Figure record listings:
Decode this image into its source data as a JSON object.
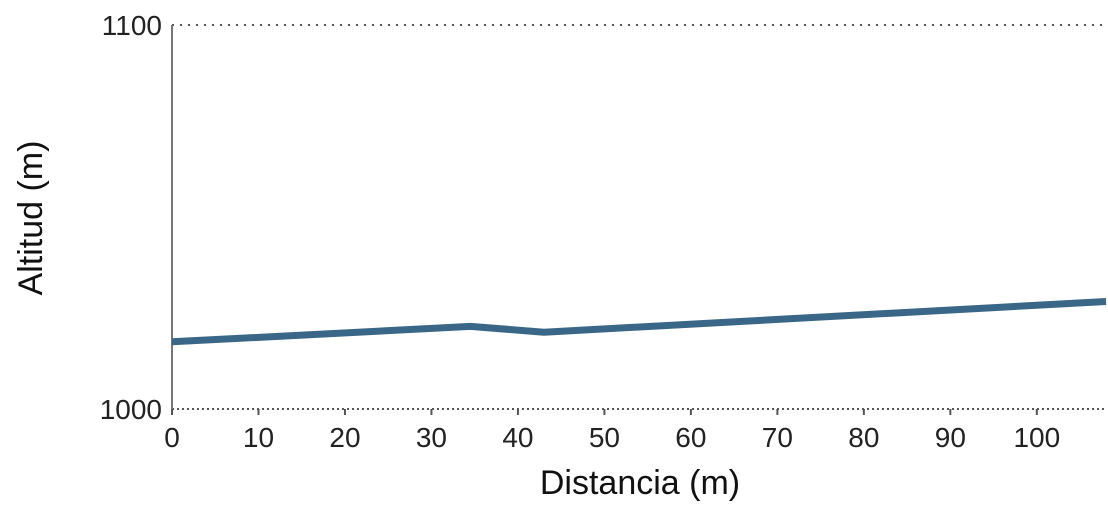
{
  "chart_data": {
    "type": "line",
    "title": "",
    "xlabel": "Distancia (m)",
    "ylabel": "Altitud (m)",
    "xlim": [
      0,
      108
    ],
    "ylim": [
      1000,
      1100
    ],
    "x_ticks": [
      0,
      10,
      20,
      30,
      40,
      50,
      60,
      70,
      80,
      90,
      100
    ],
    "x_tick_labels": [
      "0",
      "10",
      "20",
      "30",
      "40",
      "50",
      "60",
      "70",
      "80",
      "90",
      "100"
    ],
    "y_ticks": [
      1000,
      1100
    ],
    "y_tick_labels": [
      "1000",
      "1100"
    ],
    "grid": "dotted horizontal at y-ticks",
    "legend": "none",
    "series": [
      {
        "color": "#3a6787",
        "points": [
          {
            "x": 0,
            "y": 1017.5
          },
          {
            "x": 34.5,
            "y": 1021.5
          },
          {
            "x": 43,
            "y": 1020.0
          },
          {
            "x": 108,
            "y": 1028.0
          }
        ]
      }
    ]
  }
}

--

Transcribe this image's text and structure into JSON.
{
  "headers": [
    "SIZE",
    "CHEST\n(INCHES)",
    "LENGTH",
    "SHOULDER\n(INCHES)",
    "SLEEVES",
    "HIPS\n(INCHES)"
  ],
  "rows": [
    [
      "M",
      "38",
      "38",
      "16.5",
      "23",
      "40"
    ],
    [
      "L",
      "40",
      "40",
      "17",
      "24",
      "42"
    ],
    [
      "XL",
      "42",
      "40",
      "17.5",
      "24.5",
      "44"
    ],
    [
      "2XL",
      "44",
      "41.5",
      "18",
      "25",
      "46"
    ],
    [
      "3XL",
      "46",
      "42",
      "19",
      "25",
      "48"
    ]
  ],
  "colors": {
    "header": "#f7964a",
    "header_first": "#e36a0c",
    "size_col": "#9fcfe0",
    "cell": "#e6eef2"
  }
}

## Directions for this task
Check each line of the data above for the string "INCHES" and report only how many lines have it.

## Completed task
3